--- begin ---

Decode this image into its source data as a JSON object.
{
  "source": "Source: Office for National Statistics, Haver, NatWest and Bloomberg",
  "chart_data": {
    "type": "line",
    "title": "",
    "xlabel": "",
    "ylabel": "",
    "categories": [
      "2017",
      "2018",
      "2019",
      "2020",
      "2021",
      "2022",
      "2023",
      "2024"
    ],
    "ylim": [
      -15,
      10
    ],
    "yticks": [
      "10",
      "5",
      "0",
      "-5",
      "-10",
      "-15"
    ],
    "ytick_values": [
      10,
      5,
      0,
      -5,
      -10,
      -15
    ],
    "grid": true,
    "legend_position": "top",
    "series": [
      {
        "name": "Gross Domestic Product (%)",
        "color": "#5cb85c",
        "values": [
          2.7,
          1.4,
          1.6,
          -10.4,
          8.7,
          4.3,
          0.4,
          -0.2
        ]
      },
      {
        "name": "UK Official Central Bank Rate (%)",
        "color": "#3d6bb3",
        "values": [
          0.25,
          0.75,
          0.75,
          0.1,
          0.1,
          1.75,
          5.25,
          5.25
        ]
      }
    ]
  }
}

--- end ---

■ Task to carry out
Copy out each record exactly as given, omitting none.

■ Output
Decode this image into its source data as a JSON object.
{
  "source": "Source: Office for National Statistics, Haver, NatWest and Bloomberg",
  "chart_data": {
    "type": "line",
    "title": "",
    "xlabel": "",
    "ylabel": "",
    "categories": [
      "2017",
      "2018",
      "2019",
      "2020",
      "2021",
      "2022",
      "2023",
      "2024"
    ],
    "ylim": [
      -15,
      10
    ],
    "yticks": [
      "10",
      "5",
      "0",
      "-5",
      "-10",
      "-15"
    ],
    "ytick_values": [
      10,
      5,
      0,
      -5,
      -10,
      -15
    ],
    "grid": true,
    "legend_position": "top",
    "series": [
      {
        "name": "Gross Domestic Product (%)",
        "color": "#5cb85c",
        "values": [
          2.7,
          1.4,
          1.6,
          -10.4,
          8.7,
          4.3,
          0.4,
          -0.2
        ]
      },
      {
        "name": "UK Official Central Bank Rate (%)",
        "color": "#3d6bb3",
        "values": [
          0.25,
          0.75,
          0.75,
          0.1,
          0.1,
          1.75,
          5.25,
          5.25
        ]
      }
    ]
  }
}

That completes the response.